Excerpt from a dataset
* BEGIN *
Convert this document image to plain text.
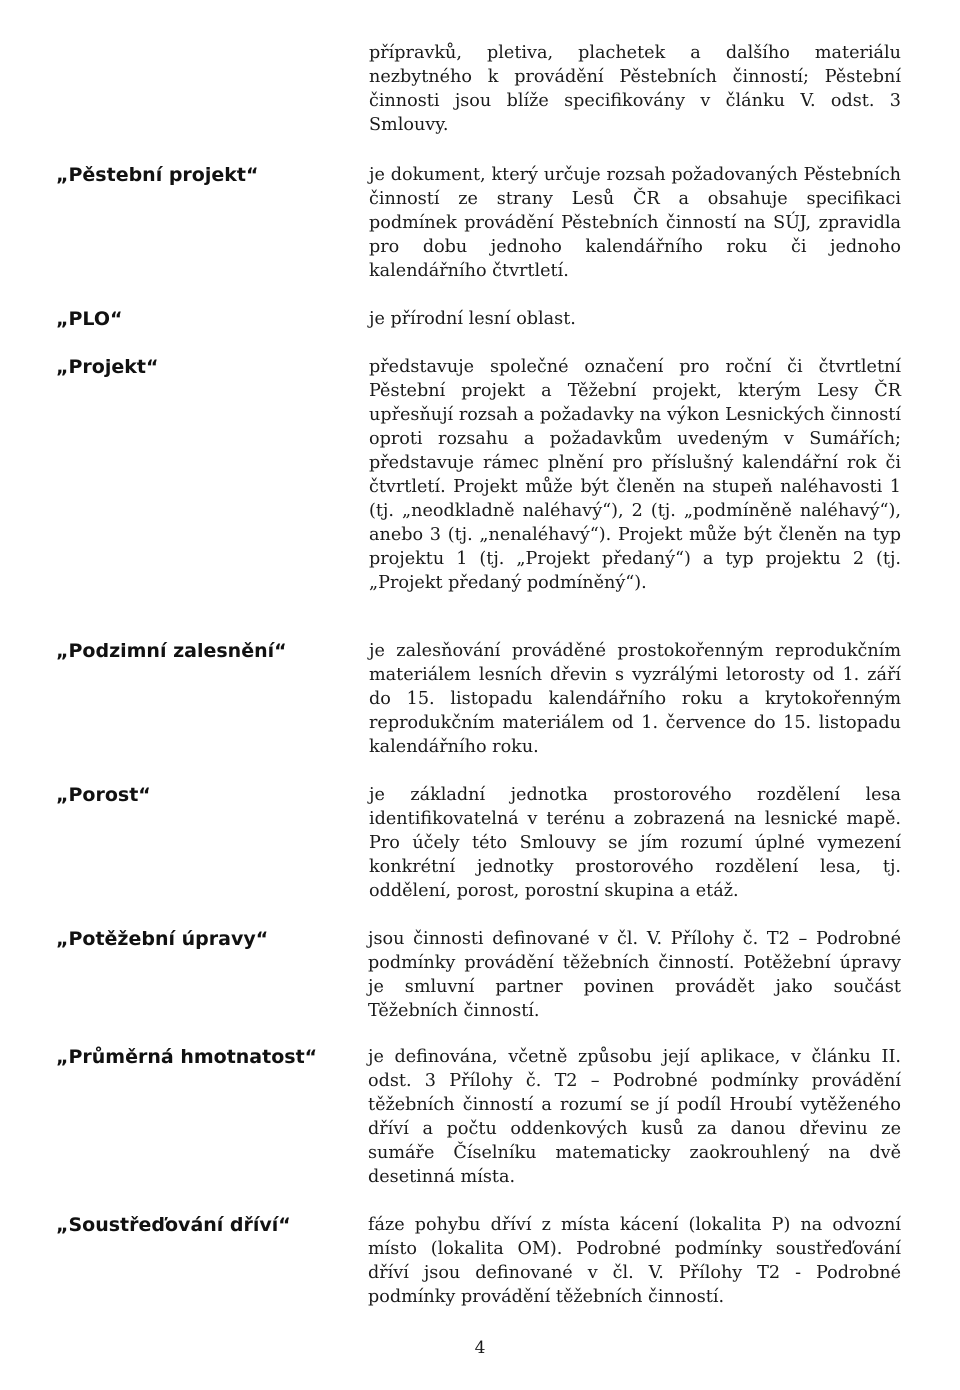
přípravků, pletiva, plachetek a dalšího materiálu nezbytného k provádění Pěstebních činností; Pěstební činnosti jsou blíže specifikovány v článku V. odst. 3 Smlouvy.
„Pěstební projekt“	je dokument, který určuje rozsah požadovaných Pěstebních činností ze strany Lesů ČR a obsahuje specifikaci podmínek provádění Pěstebních činností na SÚJ, zpravidla pro dobu jednoho kalendářního roku či jednoho kalendářního čtvrtletí.
„PLO“	je přírodní lesní oblast.
„Projekt“	představuje společné označení pro roční či čtvrtletní Pěstební projekt a Těžební projekt, kterým Lesy ČR upřesňují rozsah a požadavky na výkon Lesnických činností oproti rozsahu a požadavkům uvedeným v Sumářích; představuje rámec plnění pro příslušný kalendářní rok či čtvrtletí. Projekt může být členěn na stupeň naléhavosti 1 (tj. „neodkladně naléhavý“), 2 (tj. „podmíněně naléhavý“), anebo 3 (tj. „nenaléhavý“). Projekt může být členěn na typ projektu 1 (tj. „Projekt předaný“) a typ projektu 2 (tj. „Projekt předaný podmíněný“).
„Podzimní zalesnění“	je zalesňování prováděné prostokořenným reprodukčním materiálem lesních dřevin s vyzrálými letorosty od 1. září do 15. listopadu kalendářního roku a krytokořenným reprodukčním materiálem od 1. července do 15. listopadu kalendářního roku.
„Porost“	je základní jednotka prostorového rozdělení lesa identifikovatelná v terénu a zobrazená na lesnické mapě. Pro účely této Smlouvy se jím rozumí úplné vymezení konkrétní jednotky prostorového rozdělení lesa, tj. oddělení, porost, porostní skupina a etáž.
„Potěžební úpravy“	jsou činnosti definované v čl. V. Přílohy č. T2 – Podrobné podmínky provádění těžebních činností. Potěžební úpravy je smluvní partner povinen provádět jako součást Těžebních činností.
„Průměrná hmotnatost“	je definována, včetně způsobu její aplikace, v článku II. odst. 3 Přílohy č. T2 – Podrobné podmínky provádění těžebních činností a rozumí se jí podíl Hroubí vytěženého dříví a počtu oddenkových kusů za danou dřevinu ze sumáře Číselníku matematicky zaokrouhlený na dvě desetinná místa.
„Soustřeďování dříví“	fáze pohybu dříví z místa kácení (lokalita P) na odvozní místo (lokalita OM). Podrobné podmínky soustřeďování dříví jsou definované v čl. V. Přílohy T2 - Podrobné podmínky provádění těžebních činností.
4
* END *
Your goal: Gather up every line in the data above that contains the word "jsou", copying each one.

Exercise result:
přípravků, pletiva, plachetek a dalšího materiálu nezbytného k provádění Pěstebních činností; Pěstební činnosti jsou blíže specifikovány v článku V. odst. 3 Smlouvy.
„Potěžební úpravy“	jsou činnosti definované v čl. V. Přílohy č. T2 – Podrobné podmínky provádění těžebních činností. Potěžební úpravy je smluvní partner povinen provádět jako součást Těžebních činností.
„Soustřeďování dříví“	fáze pohybu dříví z místa kácení (lokalita P) na odvozní místo (lokalita OM). Podrobné podmínky soustřeďování dříví jsou definované v čl. V. Přílohy T2 - Podrobné podmínky provádění těžebních činností.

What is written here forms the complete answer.